**DATA SECTION**
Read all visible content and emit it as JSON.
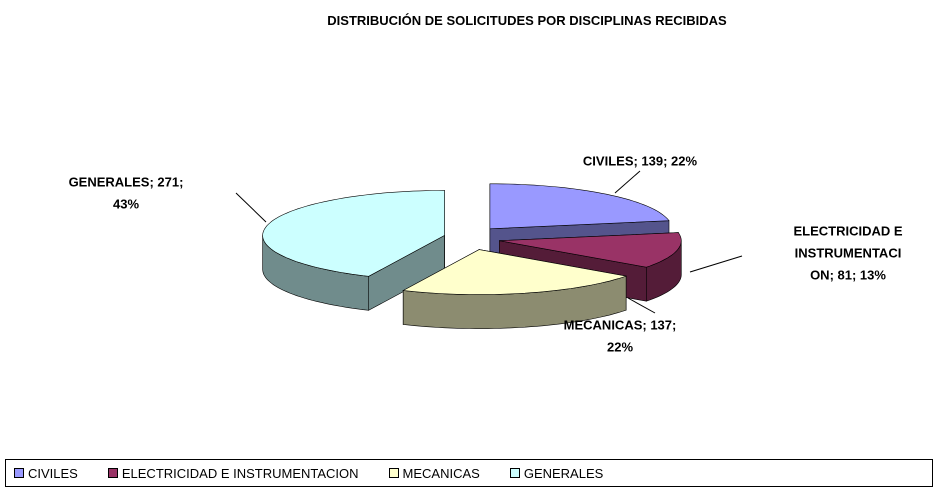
{
  "chart_data": {
    "type": "pie3d",
    "title": "DISTRIBUCIÓN DE SOLICITUDES POR DISCIPLINAS RECIBIDAS",
    "categories": [
      "CIVILES",
      "ELECTRICIDAD E INSTRUMENTACION",
      "MECANICAS",
      "GENERALES"
    ],
    "values": [
      139,
      81,
      137,
      271
    ],
    "value_labels": [
      [
        "CIVILES; 139; 22%"
      ],
      [
        "ELECTRICIDAD E",
        "INSTRUMENTACI",
        "ON; 81; 13%"
      ],
      [
        "MECANICAS; 137;",
        "22%"
      ],
      [
        "GENERALES; 271;",
        "43%"
      ]
    ],
    "colors": [
      "#9999ff",
      "#993366",
      "#ffffcc",
      "#ccffff"
    ],
    "legend": "bottom"
  }
}
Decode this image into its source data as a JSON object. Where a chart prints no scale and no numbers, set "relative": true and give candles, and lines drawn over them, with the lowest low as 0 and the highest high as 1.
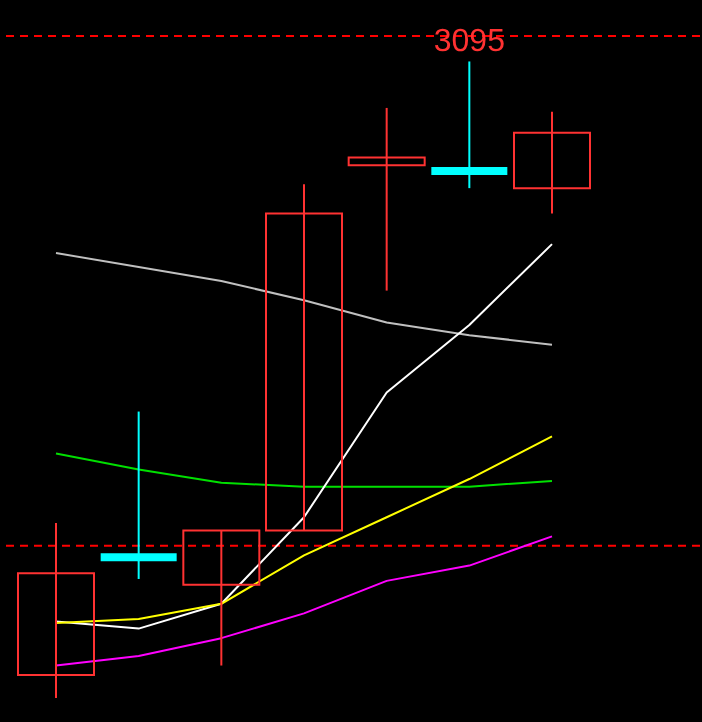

**BRIEF**
Reproduce the entries above exactly. Do not include the images.

**SOLUTION**
Read all visible content and emit it as JSON.
{
  "chart_data": {
    "type": "pie3d",
    "title": "DISTRIBUCIÓN DE SOLICITUDES POR DISCIPLINAS RECIBIDAS",
    "categories": [
      "CIVILES",
      "ELECTRICIDAD E INSTRUMENTACION",
      "MECANICAS",
      "GENERALES"
    ],
    "values": [
      139,
      81,
      137,
      271
    ],
    "value_labels": [
      [
        "CIVILES; 139; 22%"
      ],
      [
        "ELECTRICIDAD E",
        "INSTRUMENTACI",
        "ON; 81; 13%"
      ],
      [
        "MECANICAS; 137;",
        "22%"
      ],
      [
        "GENERALES; 271;",
        "43%"
      ]
    ],
    "colors": [
      "#9999ff",
      "#993366",
      "#ffffcc",
      "#ccffff"
    ],
    "legend": "bottom"
  }
}
Decode this image into its source data as a JSON object. Where a chart prints no scale and no numbers, set "relative": true and give candles, and lines drawn over them, with the lowest low as 0 and the highest high as 1.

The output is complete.